TASK TO CARRY OUT —
Give the data below again exactly as written, without its pictures.

******************************

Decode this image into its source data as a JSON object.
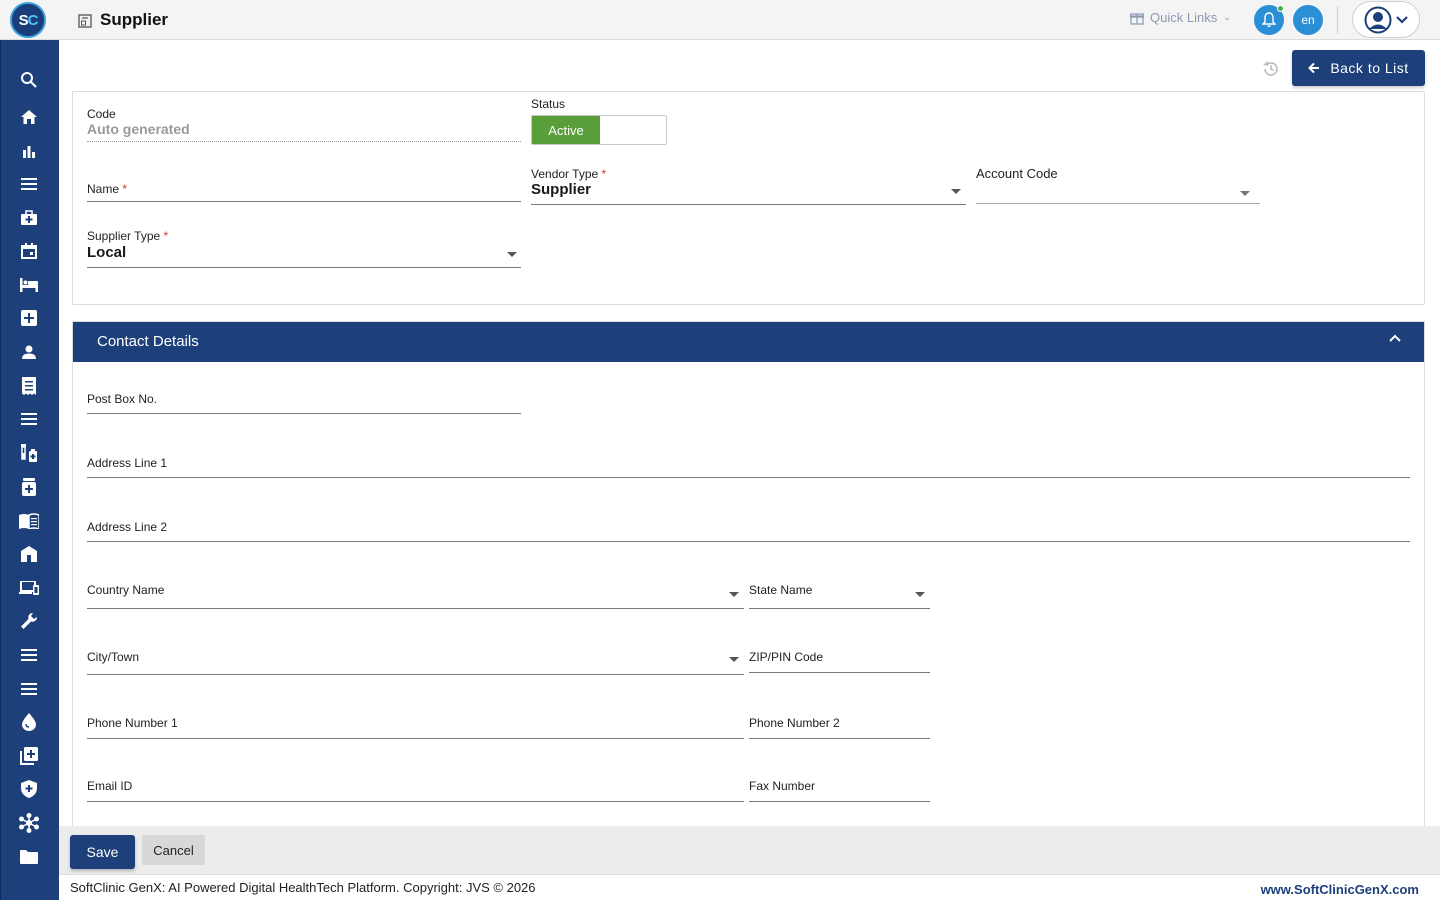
{
  "app": {
    "logo_text_s": "S",
    "logo_text_c": "C",
    "page_title": "Supplier"
  },
  "topbar": {
    "quick_links": "Quick Links",
    "language": "en",
    "colors": {
      "accent": "#2b8fd6",
      "brand": "#1d3f7a",
      "status_dot": "#4caf50"
    }
  },
  "sidebar": {
    "icons": [
      "search-icon",
      "home-icon",
      "bar-chart-icon",
      "menu-icon",
      "medical-bag-icon",
      "calendar-icon",
      "bed-icon",
      "plus-box-icon",
      "person-icon",
      "receipt-icon",
      "list-icon",
      "lab-icon",
      "pharmacy-icon",
      "book-icon",
      "building-icon",
      "devices-icon",
      "wrench-icon",
      "menu-icon",
      "menu-icon",
      "drop-icon",
      "add-box-icon",
      "shield-icon",
      "network-icon",
      "folder-icon"
    ]
  },
  "header_actions": {
    "back_label": "Back to List"
  },
  "form": {
    "code": {
      "label": "Code",
      "placeholder": "Auto generated"
    },
    "status": {
      "label": "Status",
      "value": "Active"
    },
    "name": {
      "label": "Name",
      "required": "*",
      "value": ""
    },
    "vendor_type": {
      "label": "Vendor Type",
      "required": "*",
      "value": "Supplier"
    },
    "account_code": {
      "label": "Account Code",
      "value": ""
    },
    "supplier_type": {
      "label": "Supplier Type",
      "required": "*",
      "value": "Local"
    }
  },
  "contact": {
    "title": "Contact Details",
    "post_box": {
      "label": "Post Box No."
    },
    "address1": {
      "label": "Address Line 1"
    },
    "address2": {
      "label": "Address Line 2"
    },
    "country": {
      "label": "Country Name"
    },
    "state": {
      "label": "State Name"
    },
    "city": {
      "label": "City/Town"
    },
    "zip": {
      "label": "ZIP/PIN Code"
    },
    "phone1": {
      "label": "Phone Number 1"
    },
    "phone2": {
      "label": "Phone Number 2"
    },
    "email": {
      "label": "Email ID"
    },
    "fax": {
      "label": "Fax Number"
    }
  },
  "actions": {
    "save": "Save",
    "cancel": "Cancel"
  },
  "footer": {
    "copyright": "SoftClinic GenX: AI Powered Digital HealthTech Platform. Copyright: JVS © 2026",
    "site": "www.SoftClinicGenX.com"
  }
}
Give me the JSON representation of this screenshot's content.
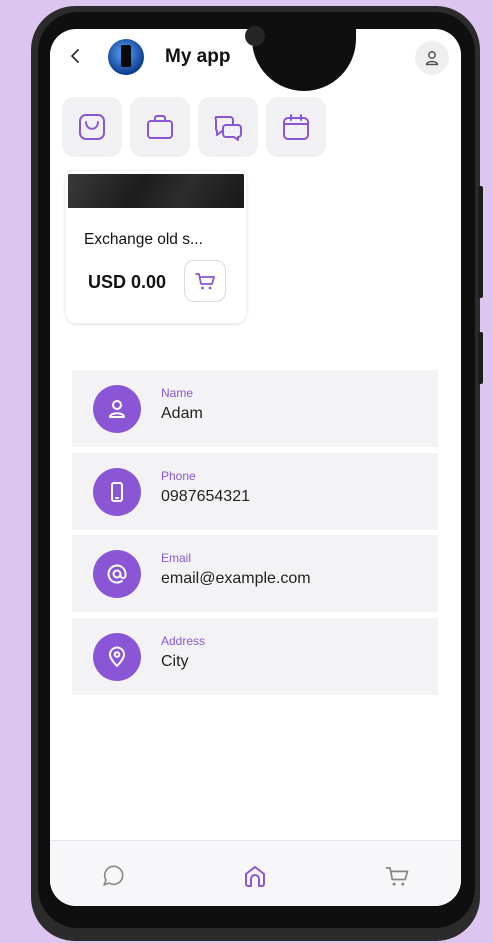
{
  "header": {
    "app_title": "My app",
    "back_icon": "chevron-left-icon",
    "profile_icon": "user-icon"
  },
  "quick_actions": [
    {
      "icon": "shopping-bag-icon"
    },
    {
      "icon": "briefcase-icon"
    },
    {
      "icon": "chat-bubbles-icon"
    },
    {
      "icon": "calendar-icon"
    }
  ],
  "product": {
    "title": "Exchange old s...",
    "price": "USD 0.00",
    "cart_icon": "cart-icon"
  },
  "contact": {
    "name": {
      "label": "Name",
      "value": "Adam",
      "icon": "user-icon"
    },
    "phone": {
      "label": "Phone",
      "value": "0987654321",
      "icon": "smartphone-icon"
    },
    "email": {
      "label": "Email",
      "value": "email@example.com",
      "icon": "at-icon"
    },
    "address": {
      "label": "Address",
      "value": "City",
      "icon": "map-pin-icon"
    }
  },
  "bottom_nav": [
    {
      "icon": "chat-icon"
    },
    {
      "icon": "home-icon",
      "active": true
    },
    {
      "icon": "cart-icon"
    }
  ],
  "colors": {
    "accent": "#8a56d6",
    "background": "#dcc5ef",
    "row_bg": "#f3f3f5"
  }
}
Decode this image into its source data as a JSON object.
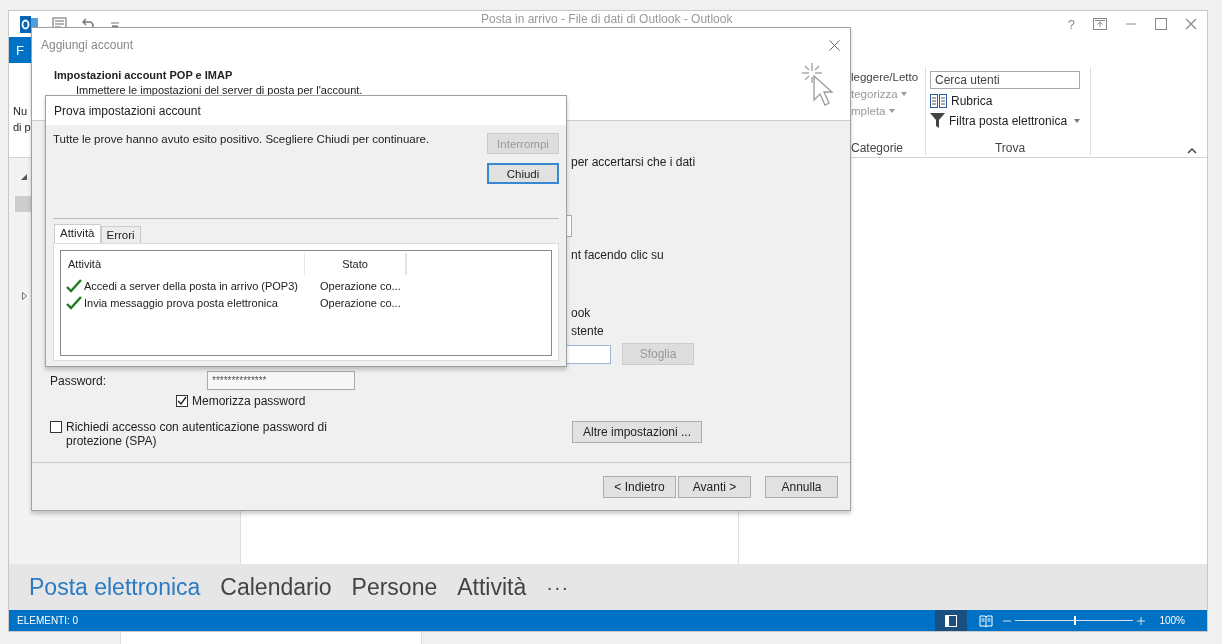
{
  "outlook": {
    "title": "Posta in arrivo - File di dati di Outlook - Outlook",
    "file_tab": "F",
    "ribbon": {
      "new_group": [
        "Nu",
        "di p"
      ],
      "tags_group": {
        "items": [
          {
            "label": "leggere/Letto",
            "dropdown": false,
            "disabled": false
          },
          {
            "label": "tegorizza",
            "dropdown": true,
            "disabled": true
          },
          {
            "label": "mpleta",
            "dropdown": true,
            "disabled": true
          }
        ],
        "caption": "Categorie"
      },
      "find_group": {
        "search": {
          "placeholder": "Cerca utenti"
        },
        "items": [
          {
            "label": "Rubrica",
            "kind": "address-book",
            "dropdown": false
          },
          {
            "label": "Filtra posta elettronica",
            "kind": "filter",
            "dropdown": true
          }
        ],
        "caption": "Trova"
      }
    },
    "navigation": [
      {
        "label": "Posta elettronica",
        "selected": true
      },
      {
        "label": "Calendario",
        "selected": false
      },
      {
        "label": "Persone",
        "selected": false
      },
      {
        "label": "Attività",
        "selected": false
      }
    ],
    "more": "···",
    "help": "?",
    "status_bar": {
      "items_count": "ELEMENTI: 0",
      "zoom": {
        "level": 0.5,
        "reading": "100%"
      }
    }
  },
  "add_account_dialog": {
    "title": "Aggiungi account",
    "heading": "Impostazioni account POP e IMAP",
    "subheading": "Immettere le impostazioni del server di posta per l'account.",
    "partial_texts": [
      "per accertarsi che i dati",
      "nt facendo clic su",
      "ook",
      "stente"
    ],
    "password": {
      "label": "Password:",
      "value": "**************"
    },
    "remember": {
      "label": "Memorizza password",
      "checked": true
    },
    "spa": {
      "label": "Richiedi accesso con autenticazione password di protezione (SPA)",
      "checked": false
    },
    "browse": {
      "label": "Sfoglia",
      "disabled": true
    },
    "more_settings": "Altre impostazioni ...",
    "buttons": [
      "< Indietro",
      "Avanti >",
      "Annulla"
    ]
  },
  "test_dialog": {
    "title": "Prova impostazioni account",
    "message": "Tutte le prove hanno avuto esito positivo. Scegliere Chiudi per continuare.",
    "buttons": [
      {
        "label": "Interrompi",
        "disabled": true,
        "default": false
      },
      {
        "label": "Chiudi",
        "disabled": false,
        "default": true
      }
    ],
    "tabs": [
      {
        "label": "Attività",
        "selected": true
      },
      {
        "label": "Errori",
        "selected": false
      }
    ],
    "columns": [
      "Attività",
      "Stato"
    ],
    "rows": [
      {
        "task": "Accedi a server della posta in arrivo (POP3)",
        "status": "Operazione co...",
        "done": true
      },
      {
        "task": "Invia messaggio prova posta elettronica",
        "status": "Operazione co...",
        "done": true
      }
    ]
  }
}
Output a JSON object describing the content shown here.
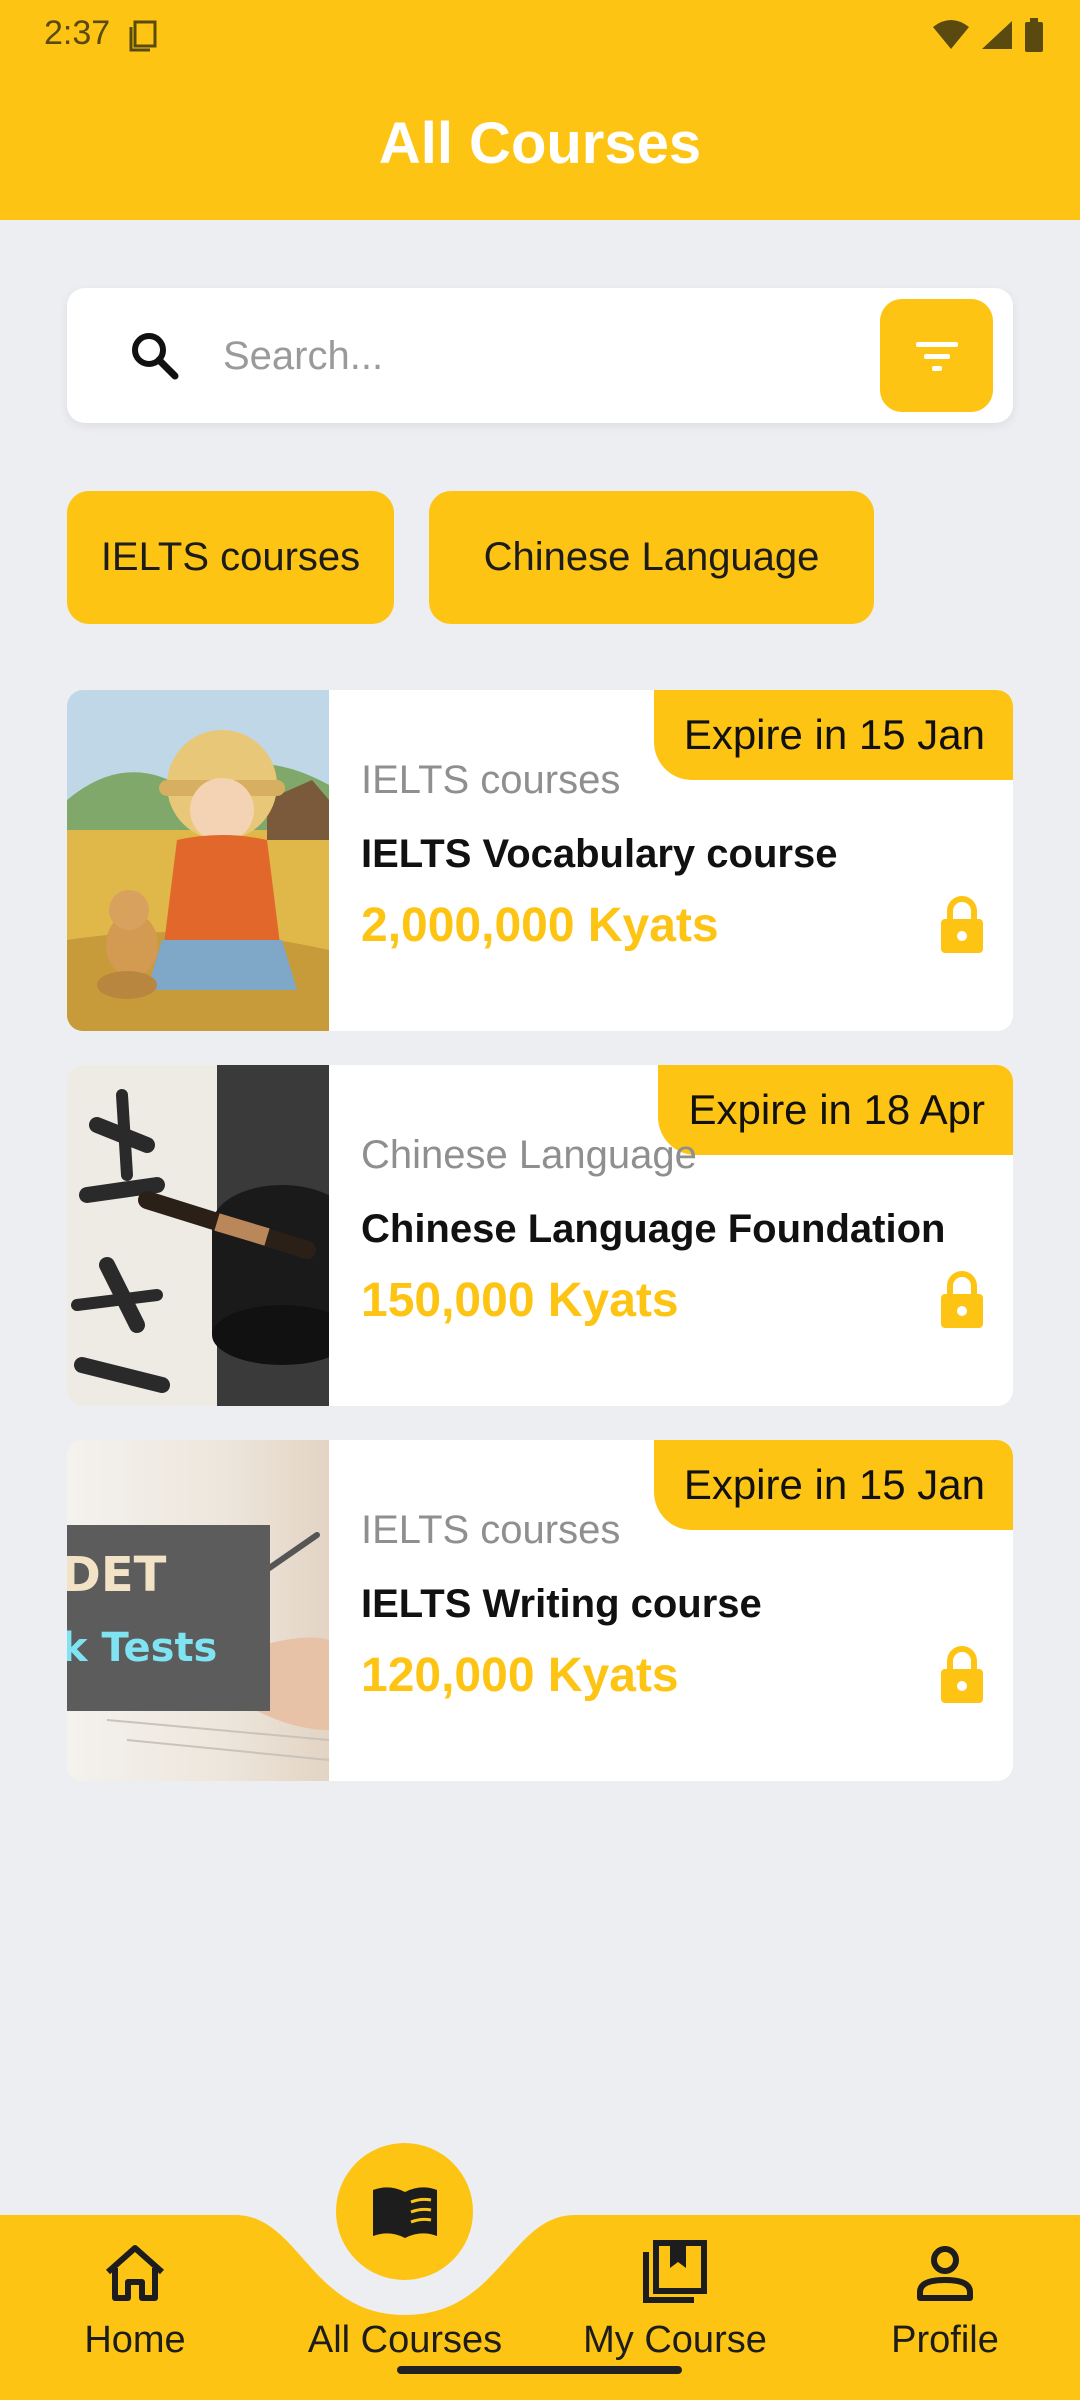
{
  "status_bar": {
    "time": "2:37"
  },
  "header": {
    "title": "All Courses"
  },
  "search": {
    "placeholder": "Search..."
  },
  "categories": [
    {
      "label": "IELTS courses"
    },
    {
      "label": "Chinese Language"
    }
  ],
  "courses": [
    {
      "expire": "Expire in 15 Jan",
      "category": "IELTS courses",
      "title": "IELTS Vocabulary course",
      "price": "2,000,000 Kyats"
    },
    {
      "expire": "Expire in 18 Apr",
      "category": "Chinese Language",
      "title": "Chinese Language Foundation",
      "price": "150,000 Kyats"
    },
    {
      "expire": "Expire in 15 Jan",
      "category": "IELTS courses",
      "title": "IELTS Writing course",
      "price": "120,000 Kyats"
    }
  ],
  "thumbnail_text": {
    "line1": "DET",
    "line2": "k Tests"
  },
  "bottom_nav": [
    {
      "label": "Home"
    },
    {
      "label": "All Courses"
    },
    {
      "label": "My Course"
    },
    {
      "label": "Profile"
    }
  ],
  "colors": {
    "accent": "#FDC414",
    "background": "#EDEEF2",
    "card": "#FFFFFF"
  },
  "icons": [
    "search-icon",
    "filter-icon",
    "lock-icon",
    "home-icon",
    "book-open-icon",
    "bookmark-book-icon",
    "person-icon"
  ]
}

******************************

EXERCISE RESPONSE —
Decode this image into its source data as a JSON object.
{
  "app": {
    "logo_text_s": "S",
    "logo_text_c": "C",
    "page_title": "Supplier"
  },
  "topbar": {
    "quick_links": "Quick Links",
    "language": "en",
    "colors": {
      "accent": "#2b8fd6",
      "brand": "#1d3f7a",
      "status_dot": "#4caf50"
    }
  },
  "sidebar": {
    "icons": [
      "search-icon",
      "home-icon",
      "bar-chart-icon",
      "menu-icon",
      "medical-bag-icon",
      "calendar-icon",
      "bed-icon",
      "plus-box-icon",
      "person-icon",
      "receipt-icon",
      "list-icon",
      "lab-icon",
      "pharmacy-icon",
      "book-icon",
      "building-icon",
      "devices-icon",
      "wrench-icon",
      "menu-icon",
      "menu-icon",
      "drop-icon",
      "add-box-icon",
      "shield-icon",
      "network-icon",
      "folder-icon"
    ]
  },
  "header_actions": {
    "back_label": "Back to List"
  },
  "form": {
    "code": {
      "label": "Code",
      "placeholder": "Auto generated"
    },
    "status": {
      "label": "Status",
      "value": "Active"
    },
    "name": {
      "label": "Name",
      "required": "*",
      "value": ""
    },
    "vendor_type": {
      "label": "Vendor Type",
      "required": "*",
      "value": "Supplier"
    },
    "account_code": {
      "label": "Account Code",
      "value": ""
    },
    "supplier_type": {
      "label": "Supplier Type",
      "required": "*",
      "value": "Local"
    }
  },
  "contact": {
    "title": "Contact Details",
    "post_box": {
      "label": "Post Box No."
    },
    "address1": {
      "label": "Address Line 1"
    },
    "address2": {
      "label": "Address Line 2"
    },
    "country": {
      "label": "Country Name"
    },
    "state": {
      "label": "State Name"
    },
    "city": {
      "label": "City/Town"
    },
    "zip": {
      "label": "ZIP/PIN Code"
    },
    "phone1": {
      "label": "Phone Number 1"
    },
    "phone2": {
      "label": "Phone Number 2"
    },
    "email": {
      "label": "Email ID"
    },
    "fax": {
      "label": "Fax Number"
    }
  },
  "actions": {
    "save": "Save",
    "cancel": "Cancel"
  },
  "footer": {
    "copyright": "SoftClinic GenX: AI Powered Digital HealthTech Platform. Copyright: JVS © 2026",
    "site": "www.SoftClinicGenX.com"
  }
}
Give me the JSON representation of this screenshot's content.
{
  "header": {
    "app_title": "My app",
    "back_icon": "chevron-left-icon",
    "profile_icon": "user-icon"
  },
  "quick_actions": [
    {
      "icon": "shopping-bag-icon"
    },
    {
      "icon": "briefcase-icon"
    },
    {
      "icon": "chat-bubbles-icon"
    },
    {
      "icon": "calendar-icon"
    }
  ],
  "product": {
    "title": "Exchange old s...",
    "price": "USD 0.00",
    "cart_icon": "cart-icon"
  },
  "contact": {
    "name": {
      "label": "Name",
      "value": "Adam",
      "icon": "user-icon"
    },
    "phone": {
      "label": "Phone",
      "value": "0987654321",
      "icon": "smartphone-icon"
    },
    "email": {
      "label": "Email",
      "value": "email@example.com",
      "icon": "at-icon"
    },
    "address": {
      "label": "Address",
      "value": "City",
      "icon": "map-pin-icon"
    }
  },
  "bottom_nav": [
    {
      "icon": "chat-icon"
    },
    {
      "icon": "home-icon",
      "active": true
    },
    {
      "icon": "cart-icon"
    }
  ],
  "colors": {
    "accent": "#8a56d6",
    "background": "#dcc5ef",
    "row_bg": "#f3f3f5"
  }
}
Decode this image into its source data as a JSON object.
{
  "outlook": {
    "title": "Posta in arrivo - File di dati di Outlook - Outlook",
    "file_tab": "F",
    "ribbon": {
      "new_group": [
        "Nu",
        "di p"
      ],
      "tags_group": {
        "items": [
          {
            "label": "leggere/Letto",
            "dropdown": false,
            "disabled": false
          },
          {
            "label": "tegorizza",
            "dropdown": true,
            "disabled": true
          },
          {
            "label": "mpleta",
            "dropdown": true,
            "disabled": true
          }
        ],
        "caption": "Categorie"
      },
      "find_group": {
        "search": {
          "placeholder": "Cerca utenti"
        },
        "items": [
          {
            "label": "Rubrica",
            "kind": "address-book",
            "dropdown": false
          },
          {
            "label": "Filtra posta elettronica",
            "kind": "filter",
            "dropdown": true
          }
        ],
        "caption": "Trova"
      }
    },
    "navigation": [
      {
        "label": "Posta elettronica",
        "selected": true
      },
      {
        "label": "Calendario",
        "selected": false
      },
      {
        "label": "Persone",
        "selected": false
      },
      {
        "label": "Attività",
        "selected": false
      }
    ],
    "more": "···",
    "help": "?",
    "status_bar": {
      "items_count": "ELEMENTI: 0",
      "zoom": {
        "level": 0.5,
        "reading": "100%"
      }
    }
  },
  "add_account_dialog": {
    "title": "Aggiungi account",
    "heading": "Impostazioni account POP e IMAP",
    "subheading": "Immettere le impostazioni del server di posta per l'account.",
    "partial_texts": [
      "per accertarsi che i dati",
      "nt facendo clic su",
      "ook",
      "stente"
    ],
    "password": {
      "label": "Password:",
      "value": "**************"
    },
    "remember": {
      "label": "Memorizza password",
      "checked": true
    },
    "spa": {
      "label": "Richiedi accesso con autenticazione password di protezione (SPA)",
      "checked": false
    },
    "browse": {
      "label": "Sfoglia",
      "disabled": true
    },
    "more_settings": "Altre impostazioni ...",
    "buttons": [
      "< Indietro",
      "Avanti >",
      "Annulla"
    ]
  },
  "test_dialog": {
    "title": "Prova impostazioni account",
    "message": "Tutte le prove hanno avuto esito positivo. Scegliere Chiudi per continuare.",
    "buttons": [
      {
        "label": "Interrompi",
        "disabled": true,
        "default": false
      },
      {
        "label": "Chiudi",
        "disabled": false,
        "default": true
      }
    ],
    "tabs": [
      {
        "label": "Attività",
        "selected": true
      },
      {
        "label": "Errori",
        "selected": false
      }
    ],
    "columns": [
      "Attività",
      "Stato"
    ],
    "rows": [
      {
        "task": "Accedi a server della posta in arrivo (POP3)",
        "status": "Operazione co...",
        "done": true
      },
      {
        "task": "Invia messaggio prova posta elettronica",
        "status": "Operazione co...",
        "done": true
      }
    ]
  }
}
Output a JSON object describing the content shown here.
{
  "status_bar": {
    "time": "2:37"
  },
  "header": {
    "title": "All Courses"
  },
  "search": {
    "placeholder": "Search..."
  },
  "categories": [
    {
      "label": "IELTS courses"
    },
    {
      "label": "Chinese Language"
    }
  ],
  "courses": [
    {
      "expire": "Expire in 15 Jan",
      "category": "IELTS courses",
      "title": "IELTS Vocabulary course",
      "price": "2,000,000 Kyats"
    },
    {
      "expire": "Expire in 18 Apr",
      "category": "Chinese Language",
      "title": "Chinese Language Foundation",
      "price": "150,000 Kyats"
    },
    {
      "expire": "Expire in 15 Jan",
      "category": "IELTS courses",
      "title": "IELTS Writing course",
      "price": "120,000 Kyats"
    }
  ],
  "thumbnail_text": {
    "line1": "DET",
    "line2": "k Tests"
  },
  "bottom_nav": [
    {
      "label": "Home"
    },
    {
      "label": "All Courses"
    },
    {
      "label": "My Course"
    },
    {
      "label": "Profile"
    }
  ],
  "colors": {
    "accent": "#FDC414",
    "background": "#EDEEF2",
    "card": "#FFFFFF"
  },
  "icons": [
    "search-icon",
    "filter-icon",
    "lock-icon",
    "home-icon",
    "book-open-icon",
    "bookmark-book-icon",
    "person-icon"
  ]
}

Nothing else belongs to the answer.